Some records:
※
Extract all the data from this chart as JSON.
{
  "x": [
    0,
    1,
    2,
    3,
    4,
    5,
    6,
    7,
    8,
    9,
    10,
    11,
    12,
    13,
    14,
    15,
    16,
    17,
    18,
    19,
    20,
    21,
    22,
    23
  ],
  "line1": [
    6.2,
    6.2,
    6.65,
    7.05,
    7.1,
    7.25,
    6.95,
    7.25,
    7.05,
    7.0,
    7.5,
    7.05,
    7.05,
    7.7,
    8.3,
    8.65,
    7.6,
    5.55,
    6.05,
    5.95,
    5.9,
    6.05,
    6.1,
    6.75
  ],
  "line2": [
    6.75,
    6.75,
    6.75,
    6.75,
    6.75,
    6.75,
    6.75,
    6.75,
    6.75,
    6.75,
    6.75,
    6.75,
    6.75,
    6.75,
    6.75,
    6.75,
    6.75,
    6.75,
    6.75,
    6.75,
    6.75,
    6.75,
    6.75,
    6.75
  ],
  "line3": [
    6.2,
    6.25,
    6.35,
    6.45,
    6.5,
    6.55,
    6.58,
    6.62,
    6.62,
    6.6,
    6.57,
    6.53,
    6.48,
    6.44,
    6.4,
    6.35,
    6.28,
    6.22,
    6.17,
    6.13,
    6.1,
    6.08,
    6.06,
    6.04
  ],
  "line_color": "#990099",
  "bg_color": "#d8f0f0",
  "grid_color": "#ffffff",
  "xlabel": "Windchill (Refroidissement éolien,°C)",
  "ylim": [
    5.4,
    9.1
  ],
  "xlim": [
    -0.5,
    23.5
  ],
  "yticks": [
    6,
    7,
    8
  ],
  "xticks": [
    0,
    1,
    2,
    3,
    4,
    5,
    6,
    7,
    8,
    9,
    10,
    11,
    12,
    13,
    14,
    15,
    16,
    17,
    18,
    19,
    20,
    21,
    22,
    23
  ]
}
※
- **Objective**:
Go through the records above and set each one down exactly, please.

- **Correct output**:
Extract all the data from this chart as JSON.
{
  "x": [
    0,
    1,
    2,
    3,
    4,
    5,
    6,
    7,
    8,
    9,
    10,
    11,
    12,
    13,
    14,
    15,
    16,
    17,
    18,
    19,
    20,
    21,
    22,
    23
  ],
  "line1": [
    6.2,
    6.2,
    6.65,
    7.05,
    7.1,
    7.25,
    6.95,
    7.25,
    7.05,
    7.0,
    7.5,
    7.05,
    7.05,
    7.7,
    8.3,
    8.65,
    7.6,
    5.55,
    6.05,
    5.95,
    5.9,
    6.05,
    6.1,
    6.75
  ],
  "line2": [
    6.75,
    6.75,
    6.75,
    6.75,
    6.75,
    6.75,
    6.75,
    6.75,
    6.75,
    6.75,
    6.75,
    6.75,
    6.75,
    6.75,
    6.75,
    6.75,
    6.75,
    6.75,
    6.75,
    6.75,
    6.75,
    6.75,
    6.75,
    6.75
  ],
  "line3": [
    6.2,
    6.25,
    6.35,
    6.45,
    6.5,
    6.55,
    6.58,
    6.62,
    6.62,
    6.6,
    6.57,
    6.53,
    6.48,
    6.44,
    6.4,
    6.35,
    6.28,
    6.22,
    6.17,
    6.13,
    6.1,
    6.08,
    6.06,
    6.04
  ],
  "line_color": "#990099",
  "bg_color": "#d8f0f0",
  "grid_color": "#ffffff",
  "xlabel": "Windchill (Refroidissement éolien,°C)",
  "ylim": [
    5.4,
    9.1
  ],
  "xlim": [
    -0.5,
    23.5
  ],
  "yticks": [
    6,
    7,
    8
  ],
  "xticks": [
    0,
    1,
    2,
    3,
    4,
    5,
    6,
    7,
    8,
    9,
    10,
    11,
    12,
    13,
    14,
    15,
    16,
    17,
    18,
    19,
    20,
    21,
    22,
    23
  ]
}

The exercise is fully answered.